Saved entries:

○ ○ ○ ○ ○

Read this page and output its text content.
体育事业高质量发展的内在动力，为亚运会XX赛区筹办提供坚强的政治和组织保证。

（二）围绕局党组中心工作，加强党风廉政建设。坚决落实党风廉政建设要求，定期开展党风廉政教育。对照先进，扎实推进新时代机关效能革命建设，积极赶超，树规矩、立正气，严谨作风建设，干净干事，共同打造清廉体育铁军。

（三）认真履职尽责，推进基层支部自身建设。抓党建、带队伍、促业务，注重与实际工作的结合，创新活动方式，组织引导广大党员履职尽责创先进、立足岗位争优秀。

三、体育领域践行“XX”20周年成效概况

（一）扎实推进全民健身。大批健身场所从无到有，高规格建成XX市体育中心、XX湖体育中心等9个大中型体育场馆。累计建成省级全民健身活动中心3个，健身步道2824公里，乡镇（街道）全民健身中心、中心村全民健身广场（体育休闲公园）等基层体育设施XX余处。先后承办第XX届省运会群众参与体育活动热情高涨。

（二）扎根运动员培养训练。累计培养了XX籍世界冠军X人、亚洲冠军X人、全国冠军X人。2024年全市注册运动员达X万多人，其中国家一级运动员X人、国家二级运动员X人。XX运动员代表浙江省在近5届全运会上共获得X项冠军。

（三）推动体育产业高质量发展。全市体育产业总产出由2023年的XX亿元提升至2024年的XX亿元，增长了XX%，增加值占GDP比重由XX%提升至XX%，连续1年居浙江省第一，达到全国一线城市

○ ○ ○ ○ ○

Task objective ->
Extract the full listing above without altering anything.

Response ->
Read this page and output its text content.
体育事业高质量发展的内在动力，为亚运会XX赛区筹办提供坚强的政治和组织保证。

（二）围绕局党组中心工作，加强党风廉政建设。坚决落实党风廉政建设要求，定期开展党风廉政教育。对照先进，扎实推进新时代机关效能革命建设，积极赶超，树规矩、立正气，严谨作风建设，干净干事，共同打造清廉体育铁军。

（三）认真履职尽责，推进基层支部自身建设。抓党建、带队伍、促业务，注重与实际工作的结合，创新活动方式，组织引导广大党员履职尽责创先进、立足岗位争优秀。

三、体育领域践行“XX”20周年成效概况

（一）扎实推进全民健身。大批健身场所从无到有，高规格建成XX市体育中心、XX湖体育中心等9个大中型体育场馆。累计建成省级全民健身活动中心3个，健身步道2824公里，乡镇（街道）全民健身中心、中心村全民健身广场（体育休闲公园）等基层体育设施XX余处。先后承办第XX届省运会群众参与体育活动热情高涨。

（二）扎根运动员培养训练。累计培养了XX籍世界冠军X人、亚洲冠军X人、全国冠军X人。2024年全市注册运动员达X万多人，其中国家一级运动员X人、国家二级运动员X人。XX运动员代表浙江省在近5届全运会上共获得X项冠军。

（三）推动体育产业高质量发展。全市体育产业总产出由2023年的XX亿元提升至2024年的XX亿元，增长了XX%，增加值占GDP比重由XX%提升至XX%，连续1年居浙江省第一，达到全国一线城市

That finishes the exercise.